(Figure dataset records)
begin
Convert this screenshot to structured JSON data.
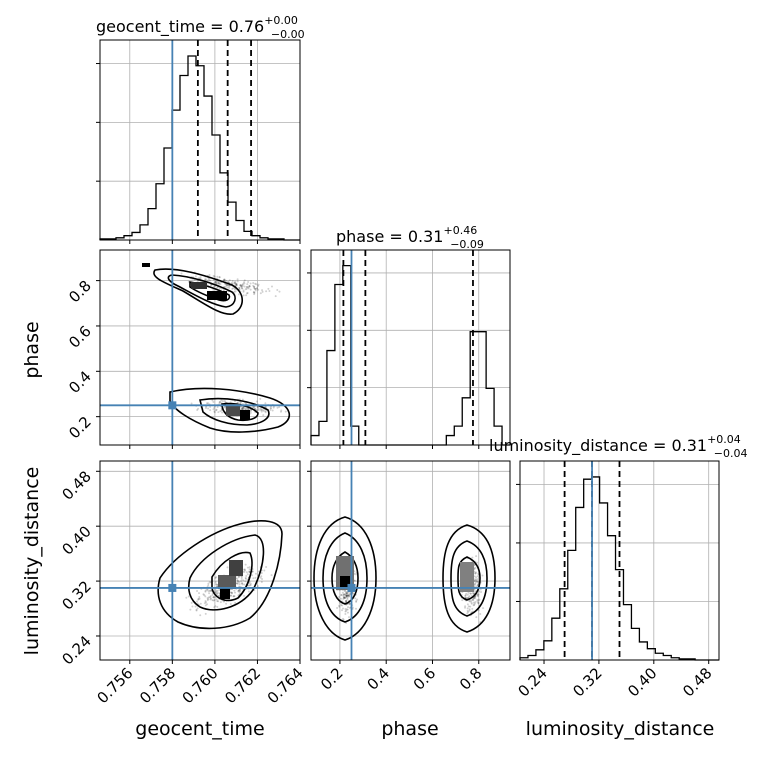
{
  "chart_data": {
    "type": "corner",
    "parameters": [
      "geocent_time",
      "phase",
      "luminosity_distance"
    ],
    "titles": [
      {
        "name": "geocent_time",
        "median": "0.76",
        "plus": "+0.00",
        "minus": "−0.00"
      },
      {
        "name": "phase",
        "median": "0.31",
        "plus": "+0.46",
        "minus": "−0.09"
      },
      {
        "name": "luminosity_distance",
        "median": "0.31",
        "plus": "+0.04",
        "minus": "−0.04"
      }
    ],
    "axis_labels": [
      "geocent_time",
      "phase",
      "luminosity_distance"
    ],
    "ranges": [
      [
        0.7546,
        0.764
      ],
      [
        0.075,
        0.935
      ],
      [
        0.205,
        0.495
      ]
    ],
    "ticks": [
      {
        "values": [
          0.756,
          0.758,
          0.76,
          0.762,
          0.764
        ],
        "labels": [
          "0.756",
          "0.758",
          "0.760",
          "0.762",
          "0.764"
        ]
      },
      {
        "values": [
          0.2,
          0.4,
          0.6,
          0.8
        ],
        "labels": [
          "0.2",
          "0.4",
          "0.6",
          "0.8"
        ]
      },
      {
        "values": [
          0.24,
          0.32,
          0.4,
          0.48
        ],
        "labels": [
          "0.24",
          "0.32",
          "0.40",
          "0.48"
        ]
      }
    ],
    "truths": [
      0.758,
      0.25,
      0.31
    ],
    "truth_color": "#4682b4",
    "quantiles": [
      [
        0.7592,
        0.7606,
        0.7617
      ],
      [
        0.215,
        0.31,
        0.775
      ],
      [
        0.27,
        0.31,
        0.35
      ]
    ],
    "histograms": [
      {
        "edges_start": 0.7546,
        "bin_width": 0.000376,
        "counts": [
          1,
          1,
          2,
          4,
          7,
          14,
          29,
          52,
          85,
          120,
          152,
          170,
          161,
          133,
          97,
          62,
          35,
          18,
          8,
          4,
          2,
          1,
          1,
          0,
          0
        ]
      },
      {
        "edges_start": 0.075,
        "bin_width": 0.0344,
        "counts": [
          2,
          5,
          20,
          34,
          38,
          4,
          0,
          0,
          0,
          0,
          0,
          0,
          0,
          0,
          0,
          0,
          0,
          2,
          4,
          10,
          24,
          24,
          12,
          4,
          0
        ]
      },
      {
        "edges_start": 0.205,
        "bin_width": 0.0116,
        "counts": [
          2,
          4,
          9,
          17,
          37,
          63,
          97,
          135,
          160,
          162,
          139,
          110,
          80,
          49,
          28,
          16,
          10,
          6,
          4,
          2,
          1,
          1,
          0,
          0,
          0
        ]
      }
    ],
    "grid": true
  }
}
end
■ Task brief
Omit any images, then output the listing exactly.

■ Solution for this task
Convert this screenshot to structured JSON data.
{
  "chart_data": {
    "type": "corner",
    "parameters": [
      "geocent_time",
      "phase",
      "luminosity_distance"
    ],
    "titles": [
      {
        "name": "geocent_time",
        "median": "0.76",
        "plus": "+0.00",
        "minus": "−0.00"
      },
      {
        "name": "phase",
        "median": "0.31",
        "plus": "+0.46",
        "minus": "−0.09"
      },
      {
        "name": "luminosity_distance",
        "median": "0.31",
        "plus": "+0.04",
        "minus": "−0.04"
      }
    ],
    "axis_labels": [
      "geocent_time",
      "phase",
      "luminosity_distance"
    ],
    "ranges": [
      [
        0.7546,
        0.764
      ],
      [
        0.075,
        0.935
      ],
      [
        0.205,
        0.495
      ]
    ],
    "ticks": [
      {
        "values": [
          0.756,
          0.758,
          0.76,
          0.762,
          0.764
        ],
        "labels": [
          "0.756",
          "0.758",
          "0.760",
          "0.762",
          "0.764"
        ]
      },
      {
        "values": [
          0.2,
          0.4,
          0.6,
          0.8
        ],
        "labels": [
          "0.2",
          "0.4",
          "0.6",
          "0.8"
        ]
      },
      {
        "values": [
          0.24,
          0.32,
          0.4,
          0.48
        ],
        "labels": [
          "0.24",
          "0.32",
          "0.40",
          "0.48"
        ]
      }
    ],
    "truths": [
      0.758,
      0.25,
      0.31
    ],
    "truth_color": "#4682b4",
    "quantiles": [
      [
        0.7592,
        0.7606,
        0.7617
      ],
      [
        0.215,
        0.31,
        0.775
      ],
      [
        0.27,
        0.31,
        0.35
      ]
    ],
    "histograms": [
      {
        "edges_start": 0.7546,
        "bin_width": 0.000376,
        "counts": [
          1,
          1,
          2,
          4,
          7,
          14,
          29,
          52,
          85,
          120,
          152,
          170,
          161,
          133,
          97,
          62,
          35,
          18,
          8,
          4,
          2,
          1,
          1,
          0,
          0
        ]
      },
      {
        "edges_start": 0.075,
        "bin_width": 0.0344,
        "counts": [
          2,
          5,
          20,
          34,
          38,
          4,
          0,
          0,
          0,
          0,
          0,
          0,
          0,
          0,
          0,
          0,
          0,
          2,
          4,
          10,
          24,
          24,
          12,
          4,
          0
        ]
      },
      {
        "edges_start": 0.205,
        "bin_width": 0.0116,
        "counts": [
          2,
          4,
          9,
          17,
          37,
          63,
          97,
          135,
          160,
          162,
          139,
          110,
          80,
          49,
          28,
          16,
          10,
          6,
          4,
          2,
          1,
          1,
          0,
          0,
          0
        ]
      }
    ],
    "grid": true
  }
}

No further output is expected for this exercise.